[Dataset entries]

** begin **

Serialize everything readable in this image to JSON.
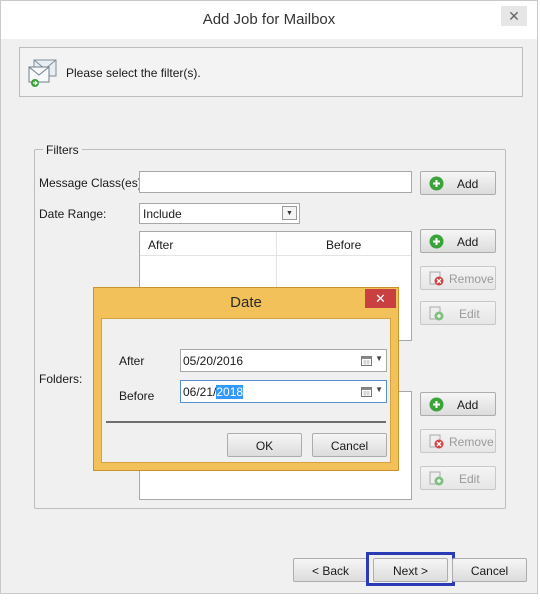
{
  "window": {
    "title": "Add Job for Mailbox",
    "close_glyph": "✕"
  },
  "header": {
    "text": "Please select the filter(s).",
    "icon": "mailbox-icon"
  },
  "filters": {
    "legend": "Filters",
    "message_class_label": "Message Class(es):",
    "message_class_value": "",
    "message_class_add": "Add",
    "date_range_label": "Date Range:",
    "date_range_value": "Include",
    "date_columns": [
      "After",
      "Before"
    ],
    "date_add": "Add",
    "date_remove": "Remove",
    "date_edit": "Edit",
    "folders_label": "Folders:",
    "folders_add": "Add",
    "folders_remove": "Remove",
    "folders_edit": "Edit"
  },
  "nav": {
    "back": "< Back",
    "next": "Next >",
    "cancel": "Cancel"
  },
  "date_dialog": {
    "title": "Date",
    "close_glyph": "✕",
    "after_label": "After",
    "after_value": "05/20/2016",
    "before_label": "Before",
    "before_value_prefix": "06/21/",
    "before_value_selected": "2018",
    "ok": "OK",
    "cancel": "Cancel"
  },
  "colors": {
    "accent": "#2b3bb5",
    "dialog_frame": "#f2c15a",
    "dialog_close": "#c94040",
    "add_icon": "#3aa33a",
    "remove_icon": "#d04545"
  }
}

** end **
** begin **

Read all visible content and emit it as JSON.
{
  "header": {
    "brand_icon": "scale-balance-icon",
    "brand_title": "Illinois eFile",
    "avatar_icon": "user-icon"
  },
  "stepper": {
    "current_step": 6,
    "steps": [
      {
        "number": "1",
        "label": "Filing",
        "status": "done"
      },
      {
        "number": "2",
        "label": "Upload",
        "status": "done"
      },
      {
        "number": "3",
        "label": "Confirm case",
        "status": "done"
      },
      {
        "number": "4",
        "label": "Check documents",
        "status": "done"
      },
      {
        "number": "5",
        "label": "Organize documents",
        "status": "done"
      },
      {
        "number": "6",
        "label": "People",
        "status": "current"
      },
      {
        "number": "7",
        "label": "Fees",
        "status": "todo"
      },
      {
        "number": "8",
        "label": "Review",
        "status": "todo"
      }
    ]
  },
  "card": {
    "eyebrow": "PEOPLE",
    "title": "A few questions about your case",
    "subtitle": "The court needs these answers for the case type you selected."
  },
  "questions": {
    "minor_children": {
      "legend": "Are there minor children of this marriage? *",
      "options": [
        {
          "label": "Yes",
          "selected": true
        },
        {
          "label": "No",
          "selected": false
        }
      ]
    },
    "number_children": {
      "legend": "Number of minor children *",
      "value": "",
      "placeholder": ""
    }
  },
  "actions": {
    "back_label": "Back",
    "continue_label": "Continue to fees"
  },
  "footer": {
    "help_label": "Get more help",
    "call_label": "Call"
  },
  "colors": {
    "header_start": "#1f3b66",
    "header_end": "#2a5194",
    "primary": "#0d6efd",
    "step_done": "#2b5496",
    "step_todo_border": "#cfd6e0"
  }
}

** end **

*Objective*: Show the lines where the word "this" appears in the entries.

*Answer to the task*:
Serialize everything readable in this image to JSON.
      "legend": "Are there minor children of this marriage? *",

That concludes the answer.